**Problem to solve:**
In your copy, include every line of the listing below exactly but none of the pictures.

**Exercise input:**
....
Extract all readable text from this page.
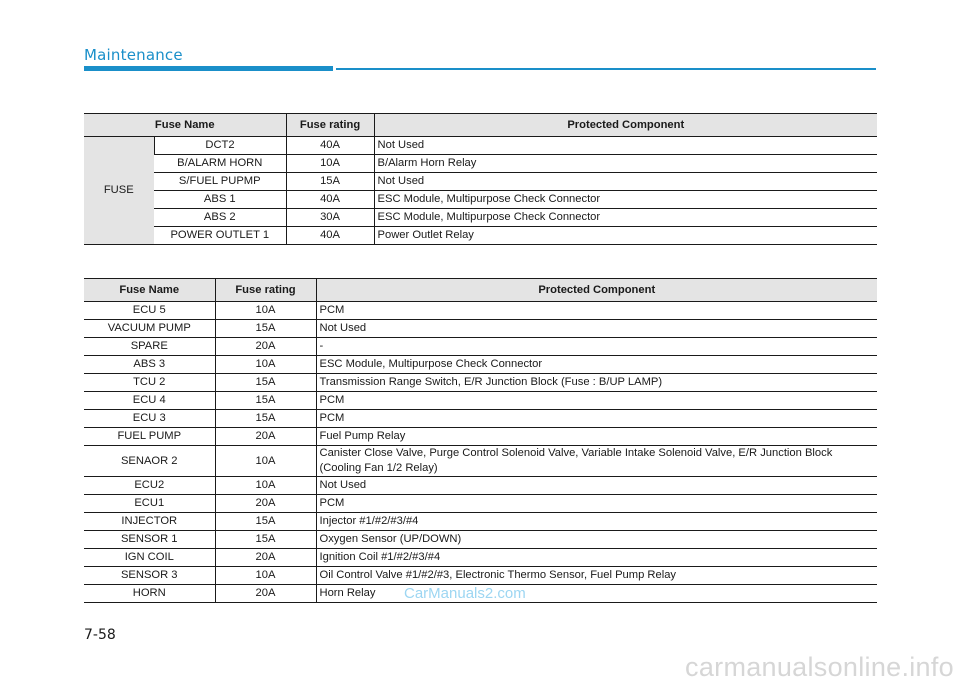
Maintenance
Fuse Name		Fuse rating	Protected Component
FUSE	DCT2	40A	Not Used
	B/ALARM HORN	10A	B/Alarm Horn Relay
	S/FUEL PUPMP	15A	Not Used
	ABS 1	40A	ESC Module, Multipurpose Check Connector
	ABS 2	30A	ESC Module, Multipurpose Check Connector
	POWER OUTLET 1	40A	Power Outlet Relay
Fuse Name	Fuse rating	Protected Component
ECU 5	10A	PCM
VACUUM PUMP	15A	Not Used
SPARE	20A	-
ABS 3	10A	ESC Module, Multipurpose Check Connector
TCU 2	15A	Transmission Range Switch, E/R Junction Block (Fuse : B/UP LAMP)
ECU 4	15A	PCM
ECU 3	15A	PCM
FUEL PUMP	20A	Fuel Pump Relay
SENAOR 2	10A	Canister Close Valve, Purge Control Solenoid Valve, Variable Intake Solenoid Valve, E/R Junction Block (Cooling Fan 1/2 Relay)
ECU2	10A	Not Used
ECU1	20A	PCM
INJECTOR	15A	Injector #1/#2/#3/#4
SENSOR 1	15A	Oxygen Sensor (UP/DOWN)
IGN COIL	20A	Ignition Coil #1/#2/#3/#4
SENSOR 3	10A	Oil Control Valve #1/#2/#3, Electronic Thermo Sensor, Fuel Pump Relay
HORN	20A	Horn Relay CarManuals2.com
7-58
carmanualsonline.info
....
**Expected answer:**
Extract all readable text from this page.
Maintenance
Fuse Name		Fuse rating	Protected Component
FUSE	DCT2	40A	Not Used
	B/ALARM HORN	10A	B/Alarm Horn Relay
	S/FUEL PUPMP	15A	Not Used
	ABS 1	40A	ESC Module, Multipurpose Check Connector
	ABS 2	30A	ESC Module, Multipurpose Check Connector
	POWER OUTLET 1	40A	Power Outlet Relay
Fuse Name	Fuse rating	Protected Component
ECU 5	10A	PCM
VACUUM PUMP	15A	Not Used
SPARE	20A	-
ABS 3	10A	ESC Module, Multipurpose Check Connector
TCU 2	15A	Transmission Range Switch, E/R Junction Block (Fuse : B/UP LAMP)
ECU 4	15A	PCM
ECU 3	15A	PCM
FUEL PUMP	20A	Fuel Pump Relay
SENAOR 2	10A	Canister Close Valve, Purge Control Solenoid Valve, Variable Intake Solenoid Valve, E/R Junction Block (Cooling Fan 1/2 Relay)
ECU2	10A	Not Used
ECU1	20A	PCM
INJECTOR	15A	Injector #1/#2/#3/#4
SENSOR 1	15A	Oxygen Sensor (UP/DOWN)
IGN COIL	20A	Ignition Coil #1/#2/#3/#4
SENSOR 3	10A	Oil Control Valve #1/#2/#3, Electronic Thermo Sensor, Fuel Pump Relay
HORN	20A	Horn Relay CarManuals2.com
7-58
carmanualsonline.info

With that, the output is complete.